REQUIRED WORK. Looking at the data below, count the lines that contain the string "JSON". Write only the total.

PROVIDED ENTRIES.
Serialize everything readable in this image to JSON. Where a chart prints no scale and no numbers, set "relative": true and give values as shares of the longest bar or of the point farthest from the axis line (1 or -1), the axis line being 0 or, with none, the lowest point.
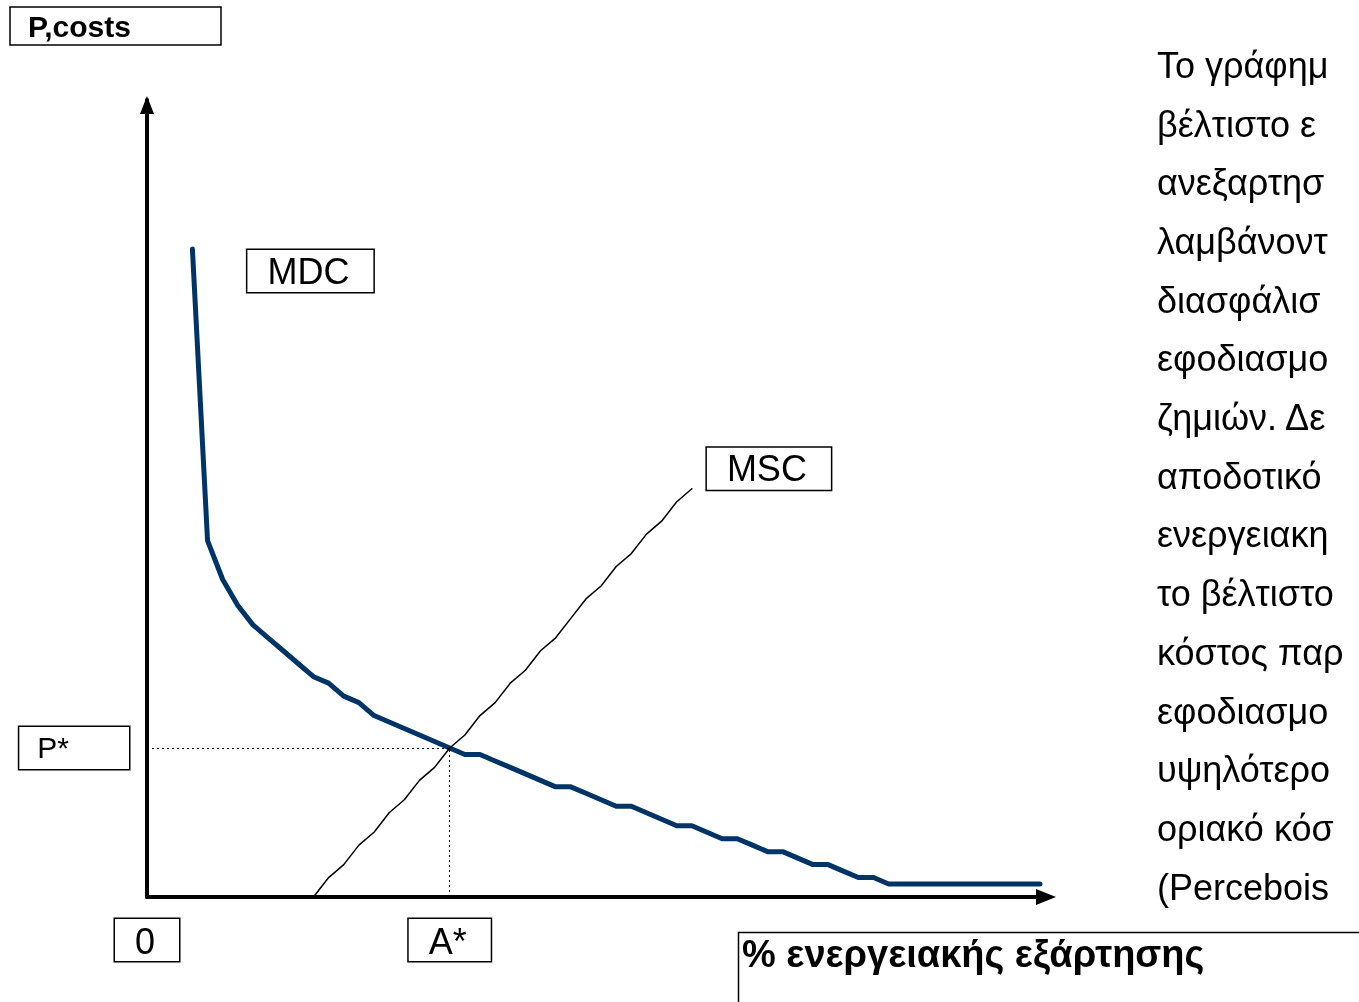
{
  "chart_data": {
    "type": "line",
    "relative": true,
    "title": "P,costs",
    "xlabel": "% ενεργειακής εξάρτησης",
    "categories": [
      "0",
      null,
      null,
      null,
      null,
      null,
      null,
      null,
      null,
      null,
      null,
      null,
      null,
      null,
      null,
      null,
      null,
      null,
      null,
      null,
      "A*",
      null,
      null,
      null,
      null,
      null,
      null,
      null,
      null,
      null,
      null,
      null,
      null,
      null,
      null,
      null,
      null,
      null,
      null,
      null,
      null,
      null,
      null,
      null,
      null,
      null,
      null,
      null,
      null,
      null,
      null,
      null,
      null,
      null,
      null,
      null,
      null,
      null,
      null,
      null
    ],
    "series": [
      {
        "name": "MDC",
        "color": "#003466",
        "values": [
          null,
          null,
          null,
          1.0,
          0.55,
          0.49,
          0.45,
          0.42,
          0.4,
          0.38,
          0.36,
          0.34,
          0.33,
          0.31,
          0.3,
          0.28,
          0.27,
          0.26,
          0.25,
          0.24,
          0.23,
          0.22,
          0.22,
          0.21,
          0.2,
          0.19,
          0.18,
          0.17,
          0.17,
          0.16,
          0.15,
          0.14,
          0.14,
          0.13,
          0.12,
          0.11,
          0.11,
          0.1,
          0.09,
          0.09,
          0.08,
          0.07,
          0.07,
          0.06,
          0.05,
          0.05,
          0.04,
          0.03,
          0.03,
          0.02,
          0.02,
          0.02,
          0.02,
          0.02,
          0.02,
          0.02,
          0.02,
          0.02,
          0.02,
          0.02
        ]
      },
      {
        "name": "MSC",
        "color": "#000000",
        "values": [
          null,
          null,
          null,
          null,
          null,
          null,
          null,
          null,
          null,
          null,
          null,
          0,
          0.03,
          0.05,
          0.08,
          0.1,
          0.13,
          0.15,
          0.18,
          0.2,
          0.23,
          0.25,
          0.28,
          0.3,
          0.33,
          0.35,
          0.38,
          0.4,
          0.43,
          0.46,
          0.48,
          0.51,
          0.53,
          0.56,
          0.58,
          0.61,
          0.63,
          null,
          null,
          null,
          null,
          null,
          null,
          null,
          null,
          null,
          null,
          null,
          null,
          null,
          null,
          null,
          null,
          null,
          null,
          null,
          null,
          null,
          null,
          null
        ]
      }
    ],
    "ref_lines": [
      {
        "axis": "y",
        "value": 0.23,
        "label": "P*",
        "line_style": "dotted"
      },
      {
        "axis": "x",
        "value": "A*",
        "line_style": "dotted"
      }
    ],
    "annotations": [
      "Το γράφημ\nβέλτιστο ε\nανεξαρτησ\nλαμβάνοντ\nδιασφάλισ\nεφοδιασμο\nζημιών. Δε\nαποδοτικό\nενεργειακη\nτο βέλτιστο\nκόστος παρ\nεφοδιασμο\nυψηλότερο\nοριακό κόσ\n(Percebois"
    ],
    "legend": false,
    "grid": false,
    "marker": "none",
    "line_style": "solid"
  }
}
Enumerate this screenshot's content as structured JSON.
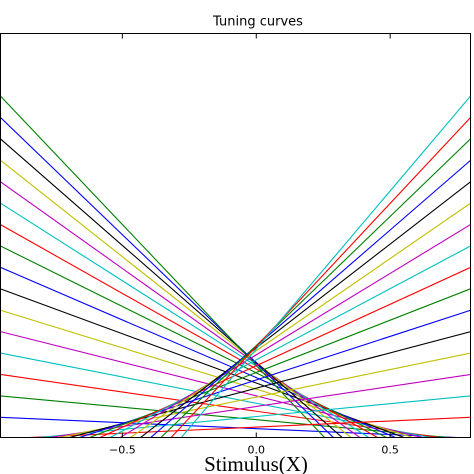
{
  "chart_data": {
    "type": "line",
    "title": "Tuning curves",
    "xlabel": "Stimulus(X)",
    "xlim": [
      -0.955,
      0.8
    ],
    "ylim": [
      0,
      1
    ],
    "xticks": [
      {
        "value": -0.5,
        "label": "−0.5"
      },
      {
        "value": 0,
        "label": "0.0"
      },
      {
        "value": 0.5,
        "label": "0.5"
      }
    ],
    "series": [
      {
        "color": "#0000ff",
        "x": [
          -0.955,
          0.75,
          0.8
        ],
        "values": [
          0.05,
          0,
          0
        ]
      },
      {
        "color": "#008000",
        "x": [
          -0.955,
          0.717,
          0.8
        ],
        "values": [
          0.103,
          0,
          0
        ]
      },
      {
        "color": "#ff0000",
        "x": [
          -0.955,
          0.684,
          0.8
        ],
        "values": [
          0.156,
          0,
          0
        ]
      },
      {
        "color": "#00bfbf",
        "x": [
          -0.955,
          0.651,
          0.8
        ],
        "values": [
          0.209,
          0,
          0
        ]
      },
      {
        "color": "#bf00bf",
        "x": [
          -0.955,
          0.618,
          0.8
        ],
        "values": [
          0.262,
          0,
          0
        ]
      },
      {
        "color": "#bfbf00",
        "x": [
          -0.955,
          0.585,
          0.8
        ],
        "values": [
          0.315,
          0,
          0
        ]
      },
      {
        "color": "#000000",
        "x": [
          -0.955,
          0.552,
          0.8
        ],
        "values": [
          0.368,
          0,
          0
        ]
      },
      {
        "color": "#0000ff",
        "x": [
          -0.955,
          0.519,
          0.8
        ],
        "values": [
          0.421,
          0,
          0
        ]
      },
      {
        "color": "#008000",
        "x": [
          -0.955,
          0.486,
          0.8
        ],
        "values": [
          0.474,
          0,
          0
        ]
      },
      {
        "color": "#ff0000",
        "x": [
          -0.955,
          0.453,
          0.8
        ],
        "values": [
          0.527,
          0,
          0
        ]
      },
      {
        "color": "#00bfbf",
        "x": [
          -0.955,
          0.42,
          0.8
        ],
        "values": [
          0.58,
          0,
          0
        ]
      },
      {
        "color": "#bf00bf",
        "x": [
          -0.955,
          0.387,
          0.8
        ],
        "values": [
          0.633,
          0,
          0
        ]
      },
      {
        "color": "#bfbf00",
        "x": [
          -0.955,
          0.354,
          0.8
        ],
        "values": [
          0.686,
          0,
          0
        ]
      },
      {
        "color": "#000000",
        "x": [
          -0.955,
          0.321,
          0.8
        ],
        "values": [
          0.739,
          0,
          0
        ]
      },
      {
        "color": "#0000ff",
        "x": [
          -0.955,
          0.288,
          0.8
        ],
        "values": [
          0.792,
          0,
          0
        ]
      },
      {
        "color": "#008000",
        "x": [
          -0.955,
          0.255,
          0.8
        ],
        "values": [
          0.845,
          0,
          0
        ]
      },
      {
        "color": "#ff0000",
        "x": [
          -0.955,
          -0.85,
          0.8
        ],
        "values": [
          0,
          0,
          0.05
        ]
      },
      {
        "color": "#00bfbf",
        "x": [
          -0.955,
          -0.812,
          0.8
        ],
        "values": [
          0,
          0,
          0.103
        ]
      },
      {
        "color": "#bf00bf",
        "x": [
          -0.955,
          -0.774,
          0.8
        ],
        "values": [
          0,
          0,
          0.156
        ]
      },
      {
        "color": "#bfbf00",
        "x": [
          -0.955,
          -0.736,
          0.8
        ],
        "values": [
          0,
          0,
          0.209
        ]
      },
      {
        "color": "#000000",
        "x": [
          -0.955,
          -0.698,
          0.8
        ],
        "values": [
          0,
          0,
          0.262
        ]
      },
      {
        "color": "#0000ff",
        "x": [
          -0.955,
          -0.66,
          0.8
        ],
        "values": [
          0,
          0,
          0.315
        ]
      },
      {
        "color": "#008000",
        "x": [
          -0.955,
          -0.622,
          0.8
        ],
        "values": [
          0,
          0,
          0.368
        ]
      },
      {
        "color": "#ff0000",
        "x": [
          -0.955,
          -0.584,
          0.8
        ],
        "values": [
          0,
          0,
          0.421
        ]
      },
      {
        "color": "#00bfbf",
        "x": [
          -0.955,
          -0.546,
          0.8
        ],
        "values": [
          0,
          0,
          0.474
        ]
      },
      {
        "color": "#bf00bf",
        "x": [
          -0.955,
          -0.508,
          0.8
        ],
        "values": [
          0,
          0,
          0.527
        ]
      },
      {
        "color": "#bfbf00",
        "x": [
          -0.955,
          -0.47,
          0.8
        ],
        "values": [
          0,
          0,
          0.58
        ]
      },
      {
        "color": "#000000",
        "x": [
          -0.955,
          -0.432,
          0.8
        ],
        "values": [
          0,
          0,
          0.633
        ]
      },
      {
        "color": "#0000ff",
        "x": [
          -0.955,
          -0.394,
          0.8
        ],
        "values": [
          0,
          0,
          0.686
        ]
      },
      {
        "color": "#008000",
        "x": [
          -0.955,
          -0.356,
          0.8
        ],
        "values": [
          0,
          0,
          0.739
        ]
      },
      {
        "color": "#ff0000",
        "x": [
          -0.955,
          -0.318,
          0.8
        ],
        "values": [
          0,
          0,
          0.792
        ]
      },
      {
        "color": "#00bfbf",
        "x": [
          -0.955,
          -0.28,
          0.8
        ],
        "values": [
          0,
          0,
          0.845
        ]
      }
    ]
  }
}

EXERCISE OUTPUT. 2